● Stated exercise
Retype the whole listing below, character for character.

● Task inputs
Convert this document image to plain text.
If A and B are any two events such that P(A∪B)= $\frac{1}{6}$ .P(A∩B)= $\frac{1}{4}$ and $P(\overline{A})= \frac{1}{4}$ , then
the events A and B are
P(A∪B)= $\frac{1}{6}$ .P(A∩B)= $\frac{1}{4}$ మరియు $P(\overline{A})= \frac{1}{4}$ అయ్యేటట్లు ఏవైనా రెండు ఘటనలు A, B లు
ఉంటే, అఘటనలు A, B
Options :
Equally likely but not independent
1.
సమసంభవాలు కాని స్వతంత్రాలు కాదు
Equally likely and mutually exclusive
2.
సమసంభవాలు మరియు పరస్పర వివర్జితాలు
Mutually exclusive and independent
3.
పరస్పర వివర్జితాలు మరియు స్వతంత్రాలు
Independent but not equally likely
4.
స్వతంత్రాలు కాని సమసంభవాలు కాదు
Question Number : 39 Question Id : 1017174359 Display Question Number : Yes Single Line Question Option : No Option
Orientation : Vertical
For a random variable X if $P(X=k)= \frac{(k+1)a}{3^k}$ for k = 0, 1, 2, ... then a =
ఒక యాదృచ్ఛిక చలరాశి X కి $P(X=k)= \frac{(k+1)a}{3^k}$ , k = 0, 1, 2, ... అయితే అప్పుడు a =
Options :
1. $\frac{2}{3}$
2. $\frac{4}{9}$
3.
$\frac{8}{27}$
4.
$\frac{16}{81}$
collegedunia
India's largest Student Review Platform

● Correct response
Convert this document image to plain text.
If A and B are any two events such that P(A∪B)= $\frac{1}{6}$ .P(A∩B)= $\frac{1}{4}$ and $P(\overline{A})= \frac{1}{4}$ , then
the events A and B are
P(A∪B)= $\frac{1}{6}$ .P(A∩B)= $\frac{1}{4}$ మరియు $P(\overline{A})= \frac{1}{4}$ అయ్యేటట్లు ఏవైనా రెండు ఘటనలు A, B లు
ఉంటే, అఘటనలు A, B
Options :
Equally likely but not independent
1.
సమసంభవాలు కాని స్వతంత్రాలు కాదు
Equally likely and mutually exclusive
2.
సమసంభవాలు మరియు పరస్పర వివర్జితాలు
Mutually exclusive and independent
3.
పరస్పర వివర్జితాలు మరియు స్వతంత్రాలు
Independent but not equally likely
4.
స్వతంత్రాలు కాని సమసంభవాలు కాదు
Question Number : 39 Question Id : 1017174359 Display Question Number : Yes Single Line Question Option : No Option
Orientation : Vertical
For a random variable X if $P(X=k)= \frac{(k+1)a}{3^k}$ for k = 0, 1, 2, ... then a =
ఒక యాదృచ్ఛిక చలరాశి X కి $P(X=k)= \frac{(k+1)a}{3^k}$ , k = 0, 1, 2, ... అయితే అప్పుడు a =
Options :
1. $\frac{2}{3}$
2. $\frac{4}{9}$
3.
$\frac{8}{27}$
4.
$\frac{16}{81}$
collegedunia
India's largest Student Review Platform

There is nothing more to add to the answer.